§ **PAGE**
But the ability of radar to figure out wind speed and the size of objects in the atmosphere also makes it possible for meteorologists to detect tornadoes, and even estimate their intensity, in real time. This is done daily by the National Weather Service and is how the agency generally knows to issue a tornado warning.

Civilians have access to much of the same radar data used by the Weather Service, which makes it possible for weather enthusiasts to follow along from home.

When people think of radar, they probably picture reflectivity. This basic output shows meteorologists the density of airborne objects in a certain volume, which makes it useful for estimating the type and intensity of precipitation. This output is most frequently shown on television and in weather apps.

A hook echo is a type of storm structure on reflectivity radar that shows the storm is rotating, and may produce a tornado. Ideally, such an echo looks like a spiral turning outward in a clockwise way, with the “thickness” of the precipitation increasing — or, if you will, a hook shape. The tornado is found at the spiral’s narrow apex.

§ **PROBLEM DESCRIPTION**
Continue the passage on spotting tornadoes with weather radar, picking up right after its final sentence.

Dataset entries:
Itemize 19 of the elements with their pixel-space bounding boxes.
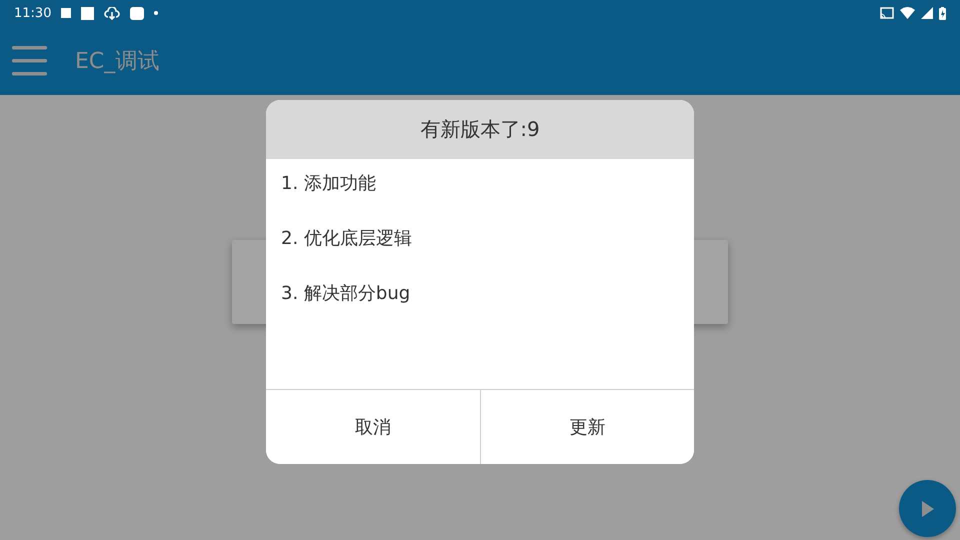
changelog-item: 3. 解决部分bug xyxy=(281,283,412,305)
play-icon xyxy=(922,500,934,516)
cast-icon xyxy=(880,7,894,19)
changelog-item: 1. 添加功能 xyxy=(281,173,377,195)
signal-icon xyxy=(921,7,933,19)
status-time: 11:30 xyxy=(14,6,52,20)
battery-icon xyxy=(939,6,946,20)
app-title: EC_调试 xyxy=(75,48,160,76)
play-button[interactable] xyxy=(899,480,956,537)
dialog-title: 有新版本了:9 xyxy=(266,100,694,159)
square-icon xyxy=(130,6,144,20)
changelog-item: 2. 优化底层逻辑 xyxy=(281,228,413,250)
wifi-icon xyxy=(900,7,915,19)
square-icon xyxy=(81,6,94,20)
notification-icon xyxy=(61,8,72,18)
update-button[interactable]: 更新 xyxy=(480,390,694,464)
dot-icon xyxy=(154,11,158,15)
menu-icon[interactable] xyxy=(12,46,47,76)
cloud-download-icon xyxy=(104,6,120,20)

§ **RESULT FOR THIS EXERCISE**
Not all hook echoes will look so clean. Sometimes, the hook is embedded in a line of storms or is barely visible under a huge supercell. Sometimes — especially in the Mid-South — there is persistent indentation or notch in the larger cell. Other times, a storm is too far away from radar for the hook to be clearly evident.

A hook echo tells meteorologists that a storm is structured in such a way that a tornado may be imminent. But a far more important piece of the puzzle is wind speed and direction, which radar also can provide.

A radar product that many are probably less familiar with is velocity data, which indicates the speed and direction of airborne objects — or rain — detected by the technology. This type of radar data can show observers where rotation may be occurring within storms. Such rotation is a prerequisite for tornado formation.

Generally, velocity data is shown in green where winds are blowing toward the radar, and red where they are blowing away. When rotation is occurring, winds blow toward the radar and away from the radar in proximity — in most cases, red and green must touch. This is called a couplet.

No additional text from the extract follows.